Brief :: Write out each line word for word. Drop pictures.

Dataset extract ::
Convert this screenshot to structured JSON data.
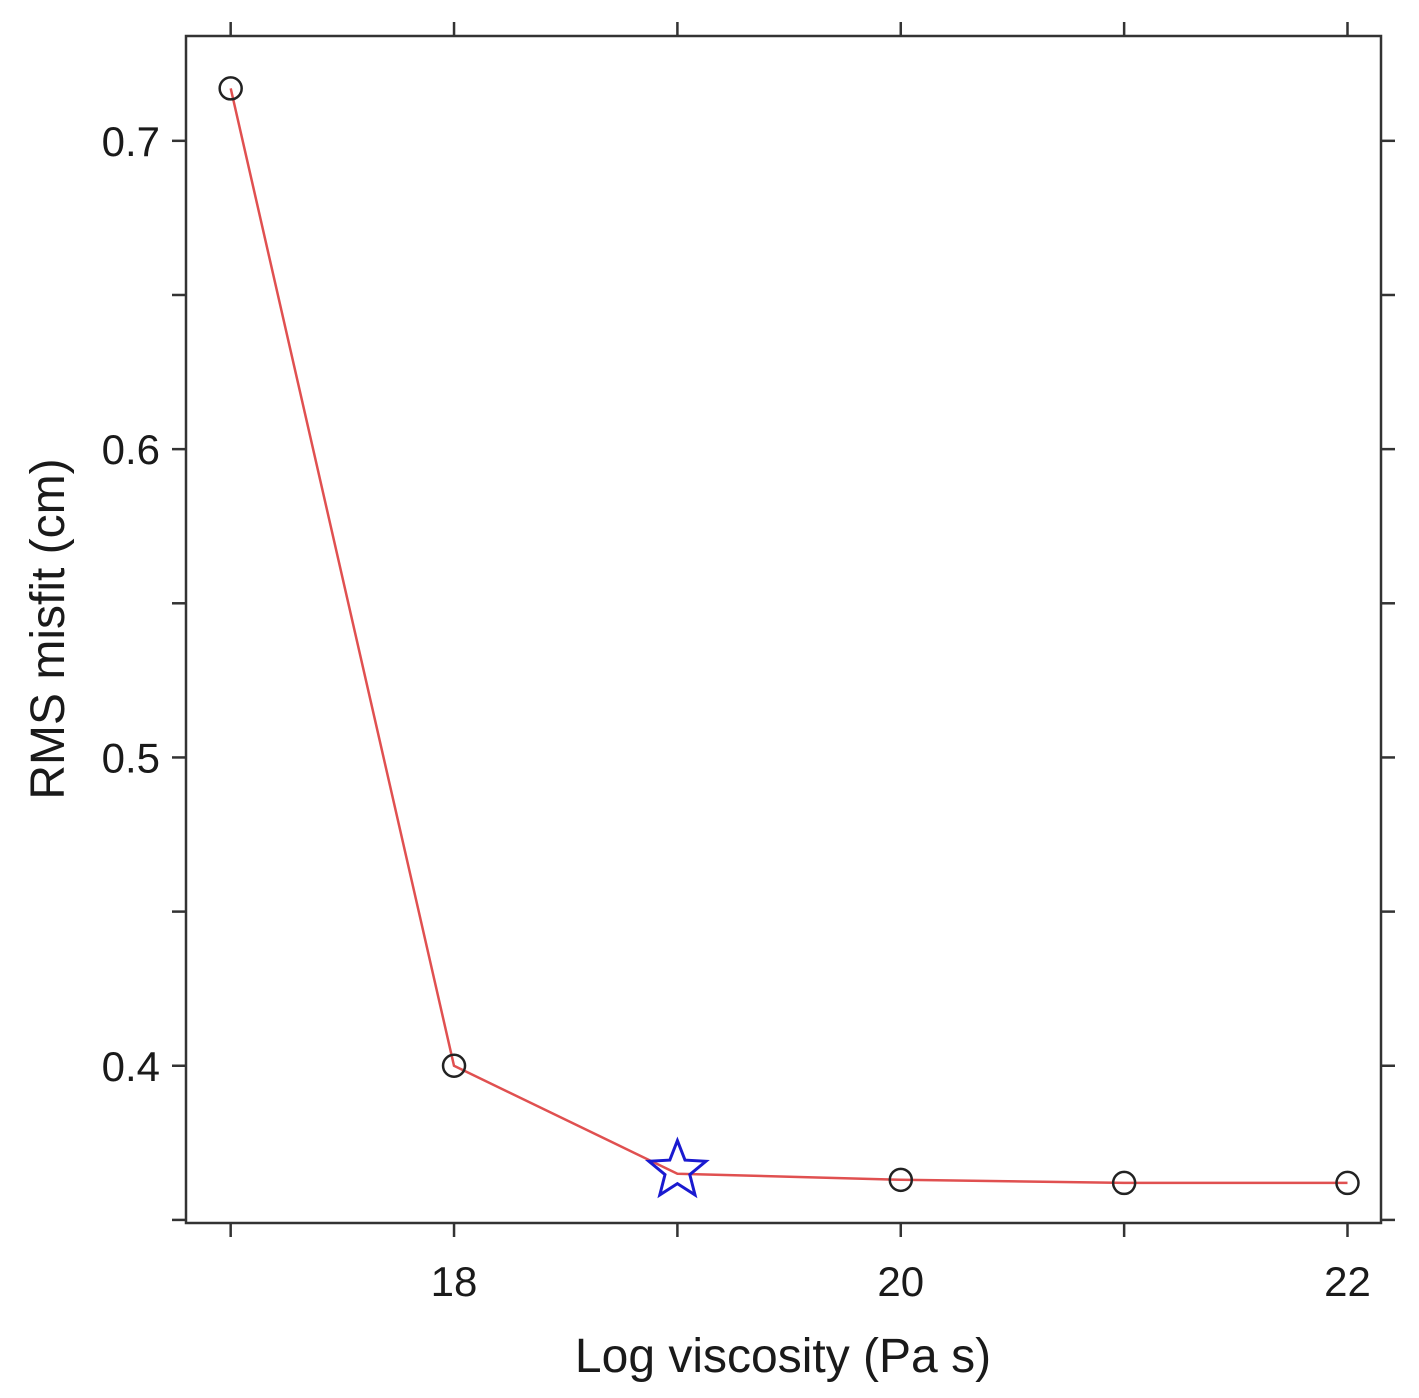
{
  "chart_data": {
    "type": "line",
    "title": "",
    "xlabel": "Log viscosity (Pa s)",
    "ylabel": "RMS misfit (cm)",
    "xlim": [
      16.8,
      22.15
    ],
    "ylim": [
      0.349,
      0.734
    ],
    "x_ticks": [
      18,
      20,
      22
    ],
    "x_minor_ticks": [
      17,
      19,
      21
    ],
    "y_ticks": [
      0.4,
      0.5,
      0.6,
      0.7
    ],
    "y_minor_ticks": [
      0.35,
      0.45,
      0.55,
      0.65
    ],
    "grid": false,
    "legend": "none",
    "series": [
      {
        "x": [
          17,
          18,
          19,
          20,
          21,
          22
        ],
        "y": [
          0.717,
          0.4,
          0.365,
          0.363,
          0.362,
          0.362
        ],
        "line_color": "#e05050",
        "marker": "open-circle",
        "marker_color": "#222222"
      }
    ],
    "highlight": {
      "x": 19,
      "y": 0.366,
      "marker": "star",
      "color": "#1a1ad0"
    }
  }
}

Answer to this problem ::
Convert this screenshot to structured JSON data.
{
  "chart_data": {
    "type": "line",
    "title": "",
    "xlabel": "Log viscosity (Pa s)",
    "ylabel": "RMS misfit (cm)",
    "xlim": [
      16.8,
      22.15
    ],
    "ylim": [
      0.349,
      0.734
    ],
    "x_ticks": [
      18,
      20,
      22
    ],
    "x_minor_ticks": [
      17,
      19,
      21
    ],
    "y_ticks": [
      0.4,
      0.5,
      0.6,
      0.7
    ],
    "y_minor_ticks": [
      0.35,
      0.45,
      0.55,
      0.65
    ],
    "grid": false,
    "legend": "none",
    "series": [
      {
        "x": [
          17,
          18,
          19,
          20,
          21,
          22
        ],
        "y": [
          0.717,
          0.4,
          0.365,
          0.363,
          0.362,
          0.362
        ],
        "line_color": "#e05050",
        "marker": "open-circle",
        "marker_color": "#222222"
      }
    ],
    "highlight": {
      "x": 19,
      "y": 0.366,
      "marker": "star",
      "color": "#1a1ad0"
    }
  }
}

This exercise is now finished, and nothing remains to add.